Gather every line below where "them" appears.

** BEGIN **

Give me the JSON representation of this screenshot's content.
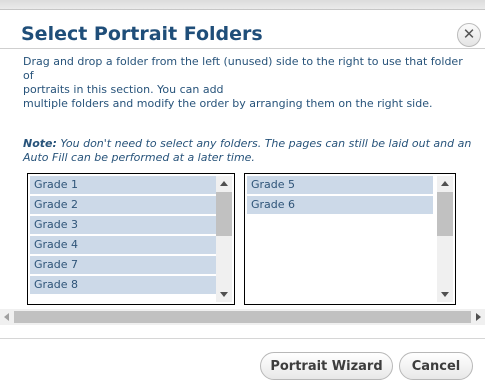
{
  "dialog": {
    "title": "Select Portrait Folders",
    "close_glyph": "✕",
    "instructions": "Drag and drop a folder from the left (unused) side to the right to use that folder of portraits in this section. You can add multiple folders and modify the order by arranging them on the right side.",
    "instructions_line1": "Drag and drop a folder from the left (unused) side to the right to use that folder of",
    "instructions_line2": "portraits in this section. You can add",
    "instructions_line3": "multiple folders and modify the order by arranging them on the right side.",
    "note_label": "Note:",
    "note_text": " You don't need to select any folders. The pages can still be laid out and an Auto Fill can be performed at a later time."
  },
  "unused_folders": [
    "Grade 1",
    "Grade 2",
    "Grade 3",
    "Grade 4",
    "Grade 7",
    "Grade 8"
  ],
  "used_folders": [
    "Grade 5",
    "Grade 6"
  ],
  "buttons": {
    "wizard_label": "Portrait Wizard",
    "cancel_label": "Cancel"
  },
  "colors": {
    "title": "#1f4e79",
    "text": "#27537a",
    "item_bg": "#ccd9e8"
  },
  "icons": {
    "close": "close-icon",
    "scroll_up": "chevron-up-icon",
    "scroll_down": "chevron-down-icon",
    "scroll_left": "chevron-left-icon",
    "scroll_right": "chevron-right-icon"
  }
}
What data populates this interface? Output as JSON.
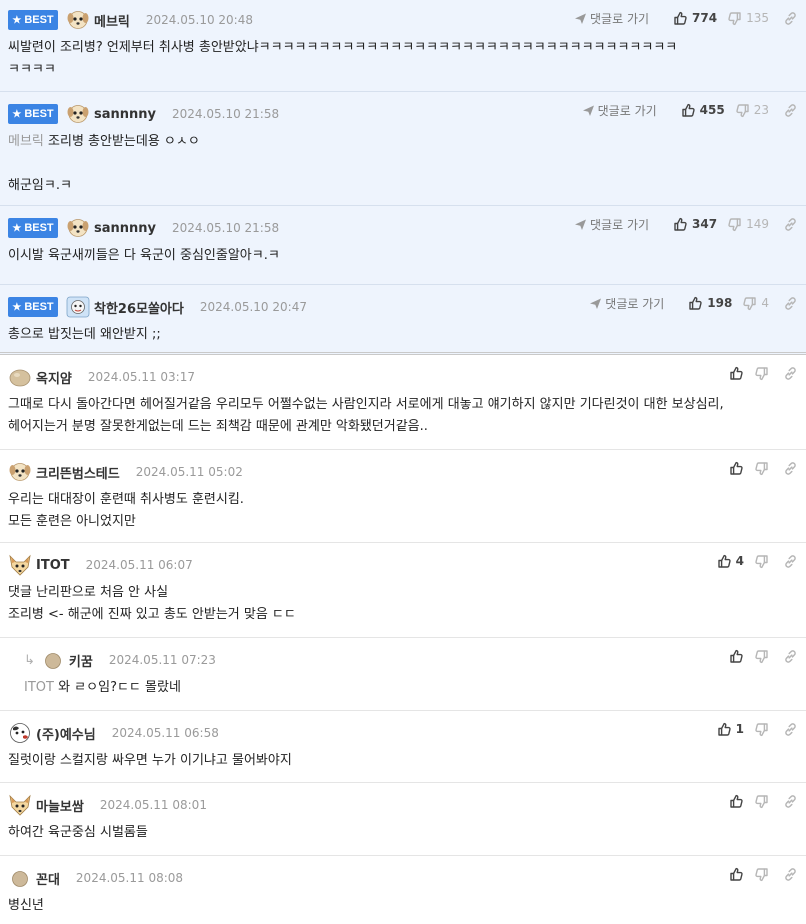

** END **

=== RESULT FOR THIS EXERCISE ===
    "instructions": "Drag and drop a folder from the left (unused) side to the right to use that folder of portraits in this section. You can add multiple folders and modify the order by arranging them on the right side.",
    "instructions_line3": "multiple folders and modify the order by arranging them on the right side.",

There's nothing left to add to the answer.